● Exercises to complete
1. Transcribe the stretch of the forum thread about D. A. Carson from "# D. A. Carson" through "of these days.".
2. Go on with the forum thread about D. A. Carson, starting right after its last line.

● Passage to read
_____

# D. A. Carson



## bookslover (Dec 10, 2006)

D. A. Carson, Research Professor of New Testament at Trinity Evangelical Divinity School in Deerfield, Illinois, who's commentaries on Matthew and John are highly regarded, will be 60 sometime this month (December, 2006).

I've heard, for about 10 years now (maybe longer!), that he's writing a commentary on 1, 2, and 3 John, but there's been no sign of it yet. Maybe one of these days.


----------



## CubsIn07 (Apr 5, 2007)

I think he is the closest to Galatians and the Epistles of John. He is beginning his sabbatical in May and that lasts the entire 07-08 school year. Essentially, he has a year and a half off at TEDS. Look for at least one of those two commentaries to come out soon after that period.


----------



## bookslover (Apr 5, 2007)

_____

● Supplied material
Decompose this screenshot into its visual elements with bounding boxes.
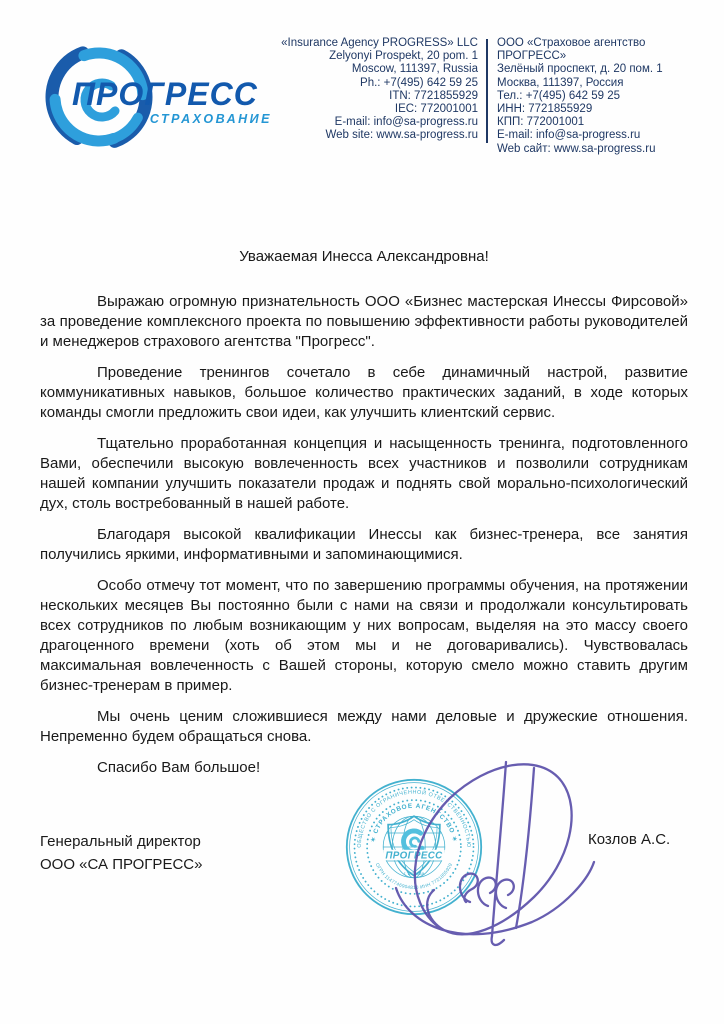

_____

● Expected results
1.
# D. A. Carson



## bookslover (Dec 10, 2006)

D. A. Carson, Research Professor of New Testament at Trinity Evangelical Divinity School in Deerfield, Illinois, who's commentaries on Matthew and John are highly regarded, will be 60 sometime this month (December, 2006).

I've heard, for about 10 years now (maybe longer!), that he's writing a commentary on 1, 2, and 3 John, but there's been no sign of it yet. Maybe one of these days.

2.
CubsIn07 said:


> I think he is the closest to Galatians and the Epistles of John. He is beginning his sabbatical in May and that lasts the entire 07-08 school year. Essentially, he has a year and a half off at TEDS. Look for at least one of those two commentaries to come out soon after that period.



Thanks, Jeremy. By the way, your Board name refers to the year 2107, right?


----------



## CubsIn07 (Apr 6, 2007)

Ha! The Cubs spent money on solid performers, got a manager who gets the most out of his players, and the Cubs are up for sale. Life is good for Cub fans.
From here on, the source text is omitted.